* **Énoncé de l'exercice**: Recopiez à l'identique, dans l'article sur le match OM-OL, tout le passage allant de « OM-OL: comment Lyon » jusqu'à « Strasbourg et Lens. ».

OM-OL: comment Lyon a construit son succès au Vélodrome et repris espoir pour l’Europe

Désormais septième, l’OL s’est relancé dans la course à l’Europe en allant gagner 3-0 au Vélodrome dimanche soir. Au-delà du "prestige" apaisant pour quelques heures les supporters, et un succès apportant selon un joueur lyonnais "du soulagement" ("Car on est dans ce que l’on veut faire"), l’affaire comptable semble moins concluante: à part sur l’OM, l’OL n’a repris de point à aucun de ses principaux concurrents (Rennes, Monaco et Nice l’ont emporté ce week-end), si ce n’est Strasbourg et Lens.
Lyon est revenu à deux points de la 6e place, qui peut éventuellement devenir le premier ticket européen accessible pour les Lyonnais. Cette place devient en effet qualificative pour la Ligue Europa Conference dans le cas où Nice remporte la finale de la Coupe de France et termine dans le top 5. Pour une équipe jamais mieux classée que 6e (à trois reprises et la dernière fois le 1er décembre au soir de la 16e journée), l’affaire pourrait sonner comme anecdotique.
Mais parce que l’OL n’est pas un club comme un autre, habitué aux rendez-vous du milieu de semaine depuis 1997 – sauf en 2014 après un barrage estival manqué face à Astra Giurgiu, et en 2020, après l’interruption du Championnat pour cause de pandémie –, le Graal européen ne peut être galvaudé. Même si cela tient de scénarii multiples, variés et sur lesquels, les hommes de Peter Bosz n’ont aucune prise ou presque.

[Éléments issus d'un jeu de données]

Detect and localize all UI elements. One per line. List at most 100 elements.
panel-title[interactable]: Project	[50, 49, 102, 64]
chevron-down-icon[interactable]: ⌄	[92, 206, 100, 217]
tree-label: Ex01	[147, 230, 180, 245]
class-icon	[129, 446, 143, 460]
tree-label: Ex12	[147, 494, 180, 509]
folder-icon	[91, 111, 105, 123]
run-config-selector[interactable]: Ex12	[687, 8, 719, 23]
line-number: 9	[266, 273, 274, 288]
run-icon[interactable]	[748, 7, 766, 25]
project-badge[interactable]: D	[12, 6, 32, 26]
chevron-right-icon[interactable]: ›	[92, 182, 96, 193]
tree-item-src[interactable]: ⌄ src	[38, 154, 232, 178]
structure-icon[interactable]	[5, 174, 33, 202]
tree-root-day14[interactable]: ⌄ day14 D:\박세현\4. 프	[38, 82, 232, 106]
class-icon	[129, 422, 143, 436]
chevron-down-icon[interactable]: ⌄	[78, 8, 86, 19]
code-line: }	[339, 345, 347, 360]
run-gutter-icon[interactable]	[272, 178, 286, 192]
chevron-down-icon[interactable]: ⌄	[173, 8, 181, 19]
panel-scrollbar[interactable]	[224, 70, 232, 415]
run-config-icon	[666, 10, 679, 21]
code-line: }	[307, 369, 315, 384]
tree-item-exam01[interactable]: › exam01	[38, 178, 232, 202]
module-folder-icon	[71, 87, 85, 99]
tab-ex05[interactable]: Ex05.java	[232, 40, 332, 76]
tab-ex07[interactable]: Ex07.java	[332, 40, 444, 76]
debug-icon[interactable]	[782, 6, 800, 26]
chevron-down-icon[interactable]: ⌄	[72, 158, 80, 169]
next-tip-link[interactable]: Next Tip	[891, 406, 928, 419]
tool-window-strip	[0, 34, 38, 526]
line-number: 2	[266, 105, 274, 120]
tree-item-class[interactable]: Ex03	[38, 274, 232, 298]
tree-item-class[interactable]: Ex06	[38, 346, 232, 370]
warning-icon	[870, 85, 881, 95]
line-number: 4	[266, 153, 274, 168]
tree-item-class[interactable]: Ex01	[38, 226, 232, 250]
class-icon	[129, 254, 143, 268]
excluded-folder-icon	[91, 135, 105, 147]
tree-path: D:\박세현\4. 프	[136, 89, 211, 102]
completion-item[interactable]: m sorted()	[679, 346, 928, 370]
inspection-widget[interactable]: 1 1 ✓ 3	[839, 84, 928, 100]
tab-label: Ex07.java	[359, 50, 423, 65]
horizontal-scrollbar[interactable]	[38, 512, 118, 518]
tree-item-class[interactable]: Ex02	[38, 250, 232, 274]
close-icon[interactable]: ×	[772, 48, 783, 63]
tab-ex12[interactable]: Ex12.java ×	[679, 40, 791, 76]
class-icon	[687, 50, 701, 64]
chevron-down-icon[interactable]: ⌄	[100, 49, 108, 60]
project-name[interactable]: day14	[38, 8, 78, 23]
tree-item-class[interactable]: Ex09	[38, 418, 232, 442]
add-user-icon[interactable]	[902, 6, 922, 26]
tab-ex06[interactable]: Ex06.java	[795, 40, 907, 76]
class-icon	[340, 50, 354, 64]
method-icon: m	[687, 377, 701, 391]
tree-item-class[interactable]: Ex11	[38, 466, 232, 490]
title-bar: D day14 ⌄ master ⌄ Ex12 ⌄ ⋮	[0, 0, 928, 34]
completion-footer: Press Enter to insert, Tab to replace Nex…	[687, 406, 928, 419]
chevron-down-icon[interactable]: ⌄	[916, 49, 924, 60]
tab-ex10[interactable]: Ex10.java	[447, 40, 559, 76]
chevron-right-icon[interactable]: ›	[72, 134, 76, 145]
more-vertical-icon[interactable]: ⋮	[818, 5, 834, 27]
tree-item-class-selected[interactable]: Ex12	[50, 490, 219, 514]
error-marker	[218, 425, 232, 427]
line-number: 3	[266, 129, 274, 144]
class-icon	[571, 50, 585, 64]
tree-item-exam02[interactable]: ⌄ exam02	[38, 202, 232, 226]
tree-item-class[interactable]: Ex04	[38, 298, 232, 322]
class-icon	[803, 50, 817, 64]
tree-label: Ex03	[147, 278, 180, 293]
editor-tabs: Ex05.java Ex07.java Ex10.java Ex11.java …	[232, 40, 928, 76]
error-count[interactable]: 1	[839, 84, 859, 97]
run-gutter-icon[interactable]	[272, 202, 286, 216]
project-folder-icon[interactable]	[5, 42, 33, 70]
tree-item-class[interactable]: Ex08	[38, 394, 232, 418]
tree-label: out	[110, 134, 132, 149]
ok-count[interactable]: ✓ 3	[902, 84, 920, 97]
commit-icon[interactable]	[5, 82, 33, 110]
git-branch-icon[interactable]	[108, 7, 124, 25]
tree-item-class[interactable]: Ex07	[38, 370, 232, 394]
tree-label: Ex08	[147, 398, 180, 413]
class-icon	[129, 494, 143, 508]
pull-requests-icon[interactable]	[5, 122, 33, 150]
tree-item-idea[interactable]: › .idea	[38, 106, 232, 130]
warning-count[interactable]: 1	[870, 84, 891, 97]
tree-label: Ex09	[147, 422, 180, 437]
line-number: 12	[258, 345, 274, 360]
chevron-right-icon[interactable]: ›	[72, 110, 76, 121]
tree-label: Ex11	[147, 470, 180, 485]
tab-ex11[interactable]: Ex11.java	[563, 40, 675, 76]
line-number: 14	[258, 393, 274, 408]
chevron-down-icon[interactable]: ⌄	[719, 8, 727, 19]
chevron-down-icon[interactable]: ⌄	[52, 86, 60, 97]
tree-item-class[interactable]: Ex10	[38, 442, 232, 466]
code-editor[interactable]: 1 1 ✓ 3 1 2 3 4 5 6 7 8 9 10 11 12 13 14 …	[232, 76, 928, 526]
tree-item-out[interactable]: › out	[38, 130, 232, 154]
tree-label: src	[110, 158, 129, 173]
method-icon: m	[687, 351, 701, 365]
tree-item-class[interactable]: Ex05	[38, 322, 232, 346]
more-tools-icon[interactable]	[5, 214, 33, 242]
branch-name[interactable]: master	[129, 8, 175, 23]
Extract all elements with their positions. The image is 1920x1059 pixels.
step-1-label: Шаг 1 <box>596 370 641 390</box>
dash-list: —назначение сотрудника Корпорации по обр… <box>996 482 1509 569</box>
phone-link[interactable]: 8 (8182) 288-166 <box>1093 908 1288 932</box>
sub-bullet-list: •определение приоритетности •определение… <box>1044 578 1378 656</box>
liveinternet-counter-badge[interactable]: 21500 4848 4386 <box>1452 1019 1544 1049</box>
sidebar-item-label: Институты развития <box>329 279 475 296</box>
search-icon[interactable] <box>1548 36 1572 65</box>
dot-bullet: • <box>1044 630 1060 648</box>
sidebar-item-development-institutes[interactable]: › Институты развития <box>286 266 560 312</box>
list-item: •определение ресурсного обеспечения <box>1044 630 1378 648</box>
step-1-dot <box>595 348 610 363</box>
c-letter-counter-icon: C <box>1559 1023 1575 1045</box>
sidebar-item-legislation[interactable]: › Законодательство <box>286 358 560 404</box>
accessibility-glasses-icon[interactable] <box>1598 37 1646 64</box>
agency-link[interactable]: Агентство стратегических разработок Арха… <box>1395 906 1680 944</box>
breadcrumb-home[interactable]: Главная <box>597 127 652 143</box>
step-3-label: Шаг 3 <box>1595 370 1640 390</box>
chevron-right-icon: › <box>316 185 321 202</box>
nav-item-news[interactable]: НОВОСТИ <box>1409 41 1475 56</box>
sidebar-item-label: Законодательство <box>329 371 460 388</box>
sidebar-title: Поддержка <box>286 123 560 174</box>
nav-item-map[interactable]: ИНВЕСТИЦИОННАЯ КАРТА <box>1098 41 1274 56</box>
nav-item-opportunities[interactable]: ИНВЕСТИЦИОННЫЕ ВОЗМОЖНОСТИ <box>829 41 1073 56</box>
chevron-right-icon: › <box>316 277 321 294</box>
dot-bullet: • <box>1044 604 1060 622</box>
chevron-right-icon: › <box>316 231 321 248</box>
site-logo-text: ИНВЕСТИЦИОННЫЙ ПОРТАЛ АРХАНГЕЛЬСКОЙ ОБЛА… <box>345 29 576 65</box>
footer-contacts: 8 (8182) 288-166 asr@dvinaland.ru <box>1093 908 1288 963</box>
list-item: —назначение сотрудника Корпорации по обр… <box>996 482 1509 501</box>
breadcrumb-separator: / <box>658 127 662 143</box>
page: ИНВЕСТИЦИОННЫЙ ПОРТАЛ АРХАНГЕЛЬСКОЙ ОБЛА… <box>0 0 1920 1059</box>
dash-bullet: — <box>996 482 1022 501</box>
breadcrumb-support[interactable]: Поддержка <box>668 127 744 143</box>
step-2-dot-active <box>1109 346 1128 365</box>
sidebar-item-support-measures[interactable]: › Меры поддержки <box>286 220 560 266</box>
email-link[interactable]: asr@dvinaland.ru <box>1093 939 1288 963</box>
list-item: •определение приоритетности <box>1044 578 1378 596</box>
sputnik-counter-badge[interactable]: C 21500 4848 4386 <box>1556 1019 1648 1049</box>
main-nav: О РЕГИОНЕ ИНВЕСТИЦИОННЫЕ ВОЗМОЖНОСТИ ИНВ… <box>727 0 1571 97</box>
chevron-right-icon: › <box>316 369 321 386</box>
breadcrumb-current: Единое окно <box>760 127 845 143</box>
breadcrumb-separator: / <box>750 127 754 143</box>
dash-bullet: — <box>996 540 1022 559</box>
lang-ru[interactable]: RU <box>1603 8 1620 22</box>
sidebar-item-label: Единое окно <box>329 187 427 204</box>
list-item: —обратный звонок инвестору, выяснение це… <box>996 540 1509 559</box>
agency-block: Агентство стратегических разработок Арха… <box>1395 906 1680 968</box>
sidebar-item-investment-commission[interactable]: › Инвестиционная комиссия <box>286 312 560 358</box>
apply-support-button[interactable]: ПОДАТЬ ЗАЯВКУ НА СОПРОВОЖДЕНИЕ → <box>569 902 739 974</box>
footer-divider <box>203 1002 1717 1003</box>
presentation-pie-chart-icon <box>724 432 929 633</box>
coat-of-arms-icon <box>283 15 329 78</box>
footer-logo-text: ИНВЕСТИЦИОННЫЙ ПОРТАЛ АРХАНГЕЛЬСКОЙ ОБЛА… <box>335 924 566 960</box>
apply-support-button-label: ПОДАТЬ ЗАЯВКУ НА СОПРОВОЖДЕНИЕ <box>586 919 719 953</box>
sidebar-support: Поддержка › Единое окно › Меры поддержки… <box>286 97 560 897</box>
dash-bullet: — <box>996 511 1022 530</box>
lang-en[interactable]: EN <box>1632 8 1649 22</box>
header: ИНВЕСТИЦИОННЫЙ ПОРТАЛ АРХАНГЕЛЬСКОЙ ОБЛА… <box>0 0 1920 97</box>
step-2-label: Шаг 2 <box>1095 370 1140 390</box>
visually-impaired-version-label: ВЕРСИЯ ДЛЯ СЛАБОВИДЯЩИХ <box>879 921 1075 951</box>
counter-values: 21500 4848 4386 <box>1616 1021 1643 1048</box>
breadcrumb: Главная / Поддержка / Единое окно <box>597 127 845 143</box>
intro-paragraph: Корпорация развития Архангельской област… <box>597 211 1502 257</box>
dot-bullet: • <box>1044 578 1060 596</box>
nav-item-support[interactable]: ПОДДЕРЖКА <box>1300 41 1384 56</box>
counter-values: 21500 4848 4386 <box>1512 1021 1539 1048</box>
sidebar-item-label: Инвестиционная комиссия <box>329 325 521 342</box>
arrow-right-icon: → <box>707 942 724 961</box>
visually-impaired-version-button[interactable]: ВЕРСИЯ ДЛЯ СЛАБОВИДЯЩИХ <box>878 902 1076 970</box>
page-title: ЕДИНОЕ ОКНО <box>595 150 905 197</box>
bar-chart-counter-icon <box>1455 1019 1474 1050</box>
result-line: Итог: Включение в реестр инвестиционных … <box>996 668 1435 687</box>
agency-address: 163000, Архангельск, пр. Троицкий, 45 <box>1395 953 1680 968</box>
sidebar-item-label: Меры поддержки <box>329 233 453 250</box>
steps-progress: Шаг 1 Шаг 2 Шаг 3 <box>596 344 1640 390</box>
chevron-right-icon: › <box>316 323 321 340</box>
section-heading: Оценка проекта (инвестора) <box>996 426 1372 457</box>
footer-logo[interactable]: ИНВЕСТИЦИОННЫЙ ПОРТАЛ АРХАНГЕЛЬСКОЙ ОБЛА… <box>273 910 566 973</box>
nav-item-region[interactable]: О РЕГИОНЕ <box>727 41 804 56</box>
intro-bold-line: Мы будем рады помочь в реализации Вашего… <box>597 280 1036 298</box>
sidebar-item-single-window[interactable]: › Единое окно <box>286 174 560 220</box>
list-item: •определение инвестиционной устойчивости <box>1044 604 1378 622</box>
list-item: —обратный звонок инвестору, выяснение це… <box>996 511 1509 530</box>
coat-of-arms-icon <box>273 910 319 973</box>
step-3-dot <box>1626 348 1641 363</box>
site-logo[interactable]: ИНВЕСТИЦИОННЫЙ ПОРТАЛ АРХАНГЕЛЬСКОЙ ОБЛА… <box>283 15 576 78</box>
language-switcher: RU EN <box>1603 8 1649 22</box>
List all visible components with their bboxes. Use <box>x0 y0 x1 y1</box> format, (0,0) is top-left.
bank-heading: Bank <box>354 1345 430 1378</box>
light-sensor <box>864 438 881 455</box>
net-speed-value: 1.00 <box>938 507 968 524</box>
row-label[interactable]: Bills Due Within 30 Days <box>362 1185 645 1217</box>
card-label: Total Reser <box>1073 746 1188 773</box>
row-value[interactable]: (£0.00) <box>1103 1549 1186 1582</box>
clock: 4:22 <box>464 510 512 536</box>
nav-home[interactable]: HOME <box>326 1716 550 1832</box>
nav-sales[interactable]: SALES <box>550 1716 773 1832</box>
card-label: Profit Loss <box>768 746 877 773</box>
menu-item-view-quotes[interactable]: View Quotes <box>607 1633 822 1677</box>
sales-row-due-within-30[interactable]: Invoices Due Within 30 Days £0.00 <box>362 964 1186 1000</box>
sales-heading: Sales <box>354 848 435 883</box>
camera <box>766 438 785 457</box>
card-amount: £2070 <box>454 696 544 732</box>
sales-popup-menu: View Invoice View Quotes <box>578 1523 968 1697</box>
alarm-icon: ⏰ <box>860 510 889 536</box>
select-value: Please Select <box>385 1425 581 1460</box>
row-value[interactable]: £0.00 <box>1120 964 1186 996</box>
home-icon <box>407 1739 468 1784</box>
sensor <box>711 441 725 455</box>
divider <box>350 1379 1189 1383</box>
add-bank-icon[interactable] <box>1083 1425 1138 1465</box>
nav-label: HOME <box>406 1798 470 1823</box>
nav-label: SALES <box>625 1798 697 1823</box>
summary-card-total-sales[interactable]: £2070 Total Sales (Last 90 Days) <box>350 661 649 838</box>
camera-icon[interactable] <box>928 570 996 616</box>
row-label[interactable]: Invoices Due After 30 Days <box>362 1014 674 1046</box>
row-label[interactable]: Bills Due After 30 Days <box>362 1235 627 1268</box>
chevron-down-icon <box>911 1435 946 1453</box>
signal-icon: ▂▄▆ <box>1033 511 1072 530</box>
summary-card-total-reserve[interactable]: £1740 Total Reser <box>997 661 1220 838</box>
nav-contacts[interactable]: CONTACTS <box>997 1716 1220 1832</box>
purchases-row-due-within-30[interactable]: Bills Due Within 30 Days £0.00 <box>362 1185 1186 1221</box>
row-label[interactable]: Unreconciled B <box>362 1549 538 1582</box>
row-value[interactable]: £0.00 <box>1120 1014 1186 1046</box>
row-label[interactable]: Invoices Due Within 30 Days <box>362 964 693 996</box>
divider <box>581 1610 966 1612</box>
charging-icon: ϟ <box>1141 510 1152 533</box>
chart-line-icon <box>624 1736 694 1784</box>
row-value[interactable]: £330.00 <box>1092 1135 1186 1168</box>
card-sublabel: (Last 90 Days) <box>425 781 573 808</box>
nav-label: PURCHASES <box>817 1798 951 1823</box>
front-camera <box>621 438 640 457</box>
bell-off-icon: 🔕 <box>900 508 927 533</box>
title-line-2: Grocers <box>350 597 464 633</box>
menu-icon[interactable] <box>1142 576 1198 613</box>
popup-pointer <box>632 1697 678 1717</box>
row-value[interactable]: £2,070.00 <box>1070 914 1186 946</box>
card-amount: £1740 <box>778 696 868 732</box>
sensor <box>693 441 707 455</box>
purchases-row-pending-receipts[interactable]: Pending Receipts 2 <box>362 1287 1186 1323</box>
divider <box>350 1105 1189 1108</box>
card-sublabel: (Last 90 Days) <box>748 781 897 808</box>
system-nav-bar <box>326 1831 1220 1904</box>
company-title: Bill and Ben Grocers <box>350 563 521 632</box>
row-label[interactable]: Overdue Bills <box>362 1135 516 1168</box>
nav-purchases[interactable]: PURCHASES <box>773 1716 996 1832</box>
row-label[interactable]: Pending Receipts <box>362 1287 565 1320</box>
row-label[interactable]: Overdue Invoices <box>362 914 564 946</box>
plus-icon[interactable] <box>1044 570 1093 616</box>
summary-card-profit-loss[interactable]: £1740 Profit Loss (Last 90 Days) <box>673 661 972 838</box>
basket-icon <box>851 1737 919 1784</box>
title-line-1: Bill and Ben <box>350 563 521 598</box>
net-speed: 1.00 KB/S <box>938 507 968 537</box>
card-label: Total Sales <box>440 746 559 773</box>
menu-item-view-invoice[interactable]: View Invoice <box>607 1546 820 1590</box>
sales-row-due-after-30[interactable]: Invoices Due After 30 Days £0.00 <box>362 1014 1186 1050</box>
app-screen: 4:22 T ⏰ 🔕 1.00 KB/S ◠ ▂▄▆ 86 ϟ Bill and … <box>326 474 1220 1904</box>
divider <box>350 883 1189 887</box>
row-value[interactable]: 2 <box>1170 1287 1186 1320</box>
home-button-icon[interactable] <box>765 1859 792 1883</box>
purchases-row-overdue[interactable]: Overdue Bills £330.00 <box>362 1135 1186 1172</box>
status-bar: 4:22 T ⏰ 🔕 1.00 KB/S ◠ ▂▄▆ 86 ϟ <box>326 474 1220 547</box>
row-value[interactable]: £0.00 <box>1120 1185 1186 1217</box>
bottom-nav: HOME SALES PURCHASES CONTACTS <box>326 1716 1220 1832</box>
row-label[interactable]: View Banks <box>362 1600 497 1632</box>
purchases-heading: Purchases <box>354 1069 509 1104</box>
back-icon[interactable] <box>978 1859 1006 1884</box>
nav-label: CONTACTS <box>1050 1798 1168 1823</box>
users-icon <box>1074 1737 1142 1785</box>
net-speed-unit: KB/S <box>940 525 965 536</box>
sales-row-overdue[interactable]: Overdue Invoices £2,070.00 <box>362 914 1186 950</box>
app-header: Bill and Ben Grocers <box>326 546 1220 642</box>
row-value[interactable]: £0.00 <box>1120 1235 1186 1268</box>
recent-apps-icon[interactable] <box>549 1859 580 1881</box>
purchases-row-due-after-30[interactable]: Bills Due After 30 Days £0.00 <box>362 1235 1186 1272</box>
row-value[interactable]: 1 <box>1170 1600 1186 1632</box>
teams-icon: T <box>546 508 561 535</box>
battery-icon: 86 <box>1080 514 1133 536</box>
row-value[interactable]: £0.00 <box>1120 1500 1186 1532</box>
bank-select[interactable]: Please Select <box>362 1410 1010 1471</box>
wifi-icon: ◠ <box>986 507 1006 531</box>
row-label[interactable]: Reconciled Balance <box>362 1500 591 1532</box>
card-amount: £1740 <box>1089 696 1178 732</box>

* **Corrigé proposé**:
OM-OL: comment Lyon a construit son succès au Vélodrome et repris espoir pour l’Europe

Désormais septième, l’OL s’est relancé dans la course à l’Europe en allant gagner 3-0 au Vélodrome dimanche soir. Au-delà du "prestige" apaisant pour quelques heures les supporters, et un succès apportant selon un joueur lyonnais "du soulagement" ("Car on est dans ce que l’on veut faire"), l’affaire comptable semble moins concluante: à part sur l’OM, l’OL n’a repris de point à aucun de ses principaux concurrents (Rennes, Monaco et Nice l’ont emporté ce week-end), si ce n’est Strasbourg et Lens.